EXERCISE DESCRIPTION: Reproduce the listing below verbatim.

☆ ☆ ☆ ☆

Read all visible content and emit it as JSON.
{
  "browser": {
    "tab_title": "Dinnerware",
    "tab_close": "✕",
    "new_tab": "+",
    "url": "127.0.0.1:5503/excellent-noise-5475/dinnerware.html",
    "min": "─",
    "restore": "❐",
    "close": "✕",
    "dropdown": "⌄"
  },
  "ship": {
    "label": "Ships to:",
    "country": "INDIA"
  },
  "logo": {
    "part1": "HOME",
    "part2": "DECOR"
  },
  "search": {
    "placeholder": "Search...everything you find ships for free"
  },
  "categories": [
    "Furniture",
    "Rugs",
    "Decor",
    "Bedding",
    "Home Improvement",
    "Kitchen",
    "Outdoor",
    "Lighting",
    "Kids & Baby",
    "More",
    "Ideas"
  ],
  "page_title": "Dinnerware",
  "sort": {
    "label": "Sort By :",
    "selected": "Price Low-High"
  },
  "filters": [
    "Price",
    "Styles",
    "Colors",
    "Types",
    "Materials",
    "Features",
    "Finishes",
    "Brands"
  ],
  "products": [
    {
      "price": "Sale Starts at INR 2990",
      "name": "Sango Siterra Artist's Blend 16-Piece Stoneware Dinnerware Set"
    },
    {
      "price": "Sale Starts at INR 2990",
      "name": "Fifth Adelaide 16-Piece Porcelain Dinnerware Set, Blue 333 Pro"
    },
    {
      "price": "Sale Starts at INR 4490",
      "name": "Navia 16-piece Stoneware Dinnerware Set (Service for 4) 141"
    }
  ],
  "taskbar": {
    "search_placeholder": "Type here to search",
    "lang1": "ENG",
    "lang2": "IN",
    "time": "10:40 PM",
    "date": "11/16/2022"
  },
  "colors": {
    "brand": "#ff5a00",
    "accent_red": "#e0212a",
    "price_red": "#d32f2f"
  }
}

☆ ☆ ☆ ☆

RIGHT ANSWER:
Read all visible content and emit it as JSON.
{
  "browser": {
    "tab_title": "Dinnerware",
    "tab_close": "✕",
    "new_tab": "+",
    "url": "127.0.0.1:5503/excellent-noise-5475/dinnerware.html",
    "min": "─",
    "restore": "❐",
    "close": "✕",
    "dropdown": "⌄"
  },
  "ship": {
    "label": "Ships to:",
    "country": "INDIA"
  },
  "logo": {
    "part1": "HOME",
    "part2": "DECOR"
  },
  "search": {
    "placeholder": "Search...everything you find ships for free"
  },
  "categories": [
    "Furniture",
    "Rugs",
    "Decor",
    "Bedding",
    "Home Improvement",
    "Kitchen",
    "Outdoor",
    "Lighting",
    "Kids & Baby",
    "More",
    "Ideas"
  ],
  "page_title": "Dinnerware",
  "sort": {
    "label": "Sort By :",
    "selected": "Price Low-High"
  },
  "filters": [
    "Price",
    "Styles",
    "Colors",
    "Types",
    "Materials",
    "Features",
    "Finishes",
    "Brands"
  ],
  "products": [
    {
      "price": "Sale Starts at INR 2990",
      "name": "Sango Siterra Artist's Blend 16-Piece Stoneware Dinnerware Set"
    },
    {
      "price": "Sale Starts at INR 2990",
      "name": "Fifth Adelaide 16-Piece Porcelain Dinnerware Set, Blue 333 Pro"
    },
    {
      "price": "Sale Starts at INR 4490",
      "name": "Navia 16-piece Stoneware Dinnerware Set (Service for 4) 141"
    }
  ],
  "taskbar": {
    "search_placeholder": "Type here to search",
    "lang1": "ENG",
    "lang2": "IN",
    "time": "10:40 PM",
    "date": "11/16/2022"
  },
  "colors": {
    "brand": "#ff5a00",
    "accent_red": "#e0212a",
    "price_red": "#d32f2f"
  }
}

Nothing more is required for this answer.